### Data listing
┌──
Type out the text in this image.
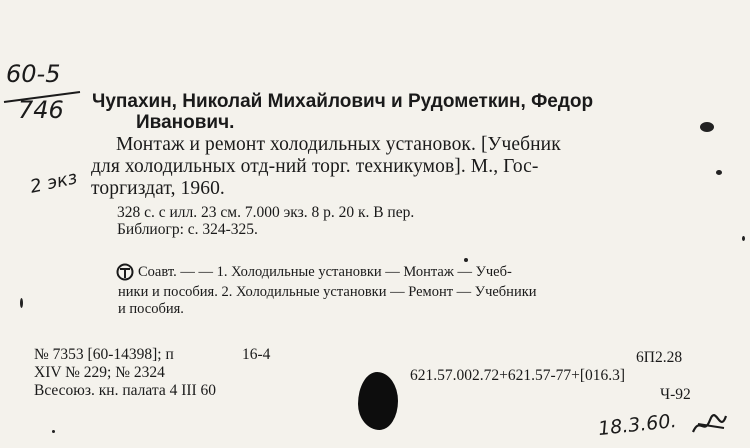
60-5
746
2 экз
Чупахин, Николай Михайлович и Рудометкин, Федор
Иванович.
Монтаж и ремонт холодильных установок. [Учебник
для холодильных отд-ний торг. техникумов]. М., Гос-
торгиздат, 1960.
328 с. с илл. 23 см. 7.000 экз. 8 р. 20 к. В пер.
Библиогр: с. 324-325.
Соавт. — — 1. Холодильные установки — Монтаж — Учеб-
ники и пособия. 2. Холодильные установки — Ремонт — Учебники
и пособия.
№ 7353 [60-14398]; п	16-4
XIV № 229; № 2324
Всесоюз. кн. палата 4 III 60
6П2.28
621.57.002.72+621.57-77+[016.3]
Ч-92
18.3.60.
└──
┌──
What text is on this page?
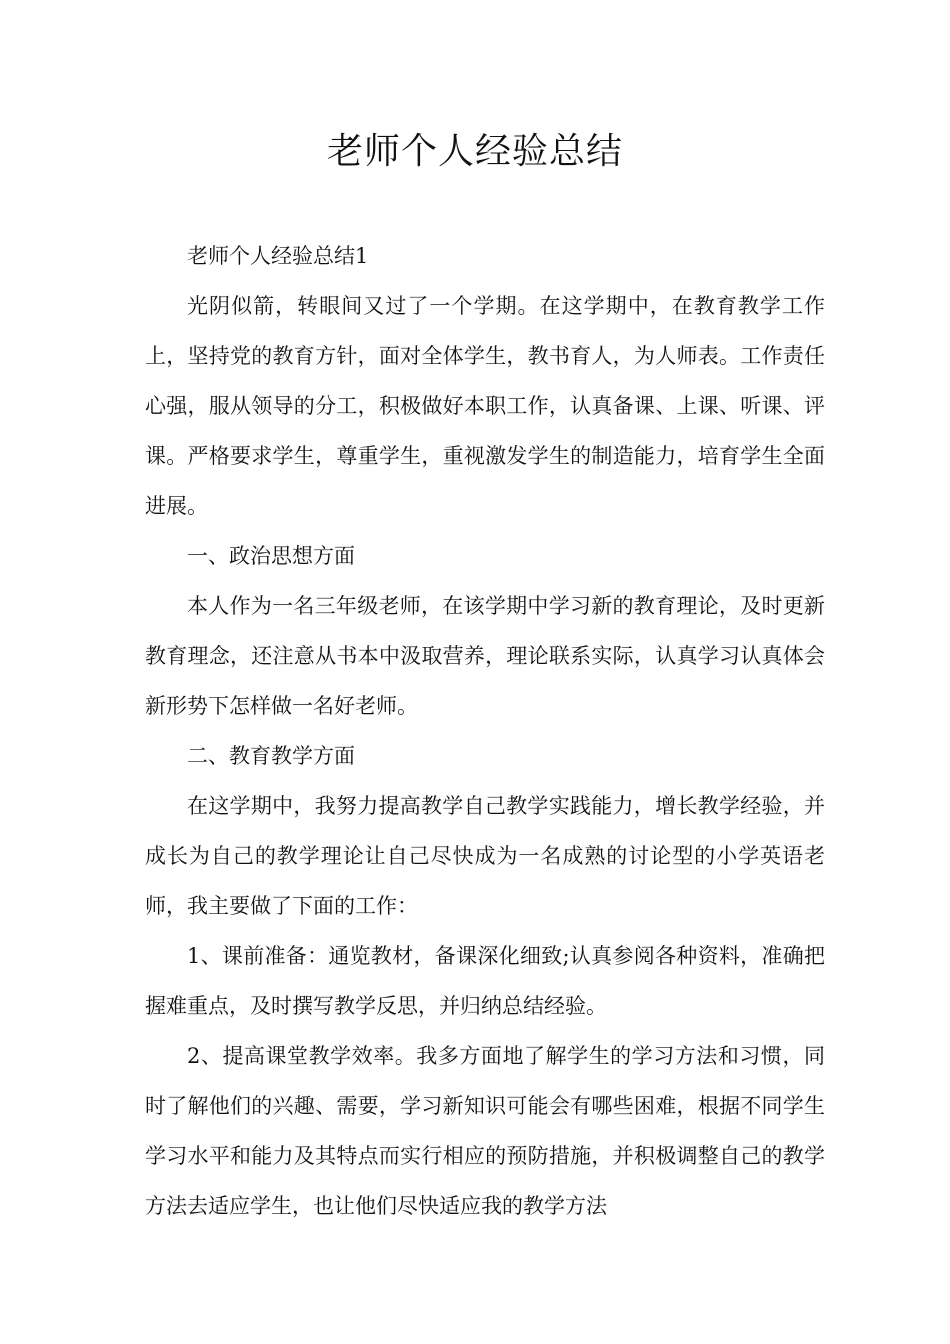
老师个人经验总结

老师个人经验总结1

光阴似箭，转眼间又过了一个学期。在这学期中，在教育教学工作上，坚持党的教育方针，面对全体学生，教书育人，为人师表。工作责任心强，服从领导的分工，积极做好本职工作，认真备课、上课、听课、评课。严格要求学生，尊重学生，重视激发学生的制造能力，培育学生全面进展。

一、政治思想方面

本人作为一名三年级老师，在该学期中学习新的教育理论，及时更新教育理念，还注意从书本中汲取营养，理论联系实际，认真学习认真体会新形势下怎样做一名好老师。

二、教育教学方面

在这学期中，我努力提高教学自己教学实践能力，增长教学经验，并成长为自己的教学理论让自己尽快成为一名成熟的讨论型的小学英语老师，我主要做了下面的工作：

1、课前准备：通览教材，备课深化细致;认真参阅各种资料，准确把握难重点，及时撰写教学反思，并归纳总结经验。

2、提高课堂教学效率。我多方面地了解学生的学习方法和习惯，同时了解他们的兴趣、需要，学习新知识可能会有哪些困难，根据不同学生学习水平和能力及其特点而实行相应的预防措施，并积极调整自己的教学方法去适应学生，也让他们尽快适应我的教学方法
└──
### What to produce
Reply with only the number of lines in the material above where the string "установки" appears.

### Output
2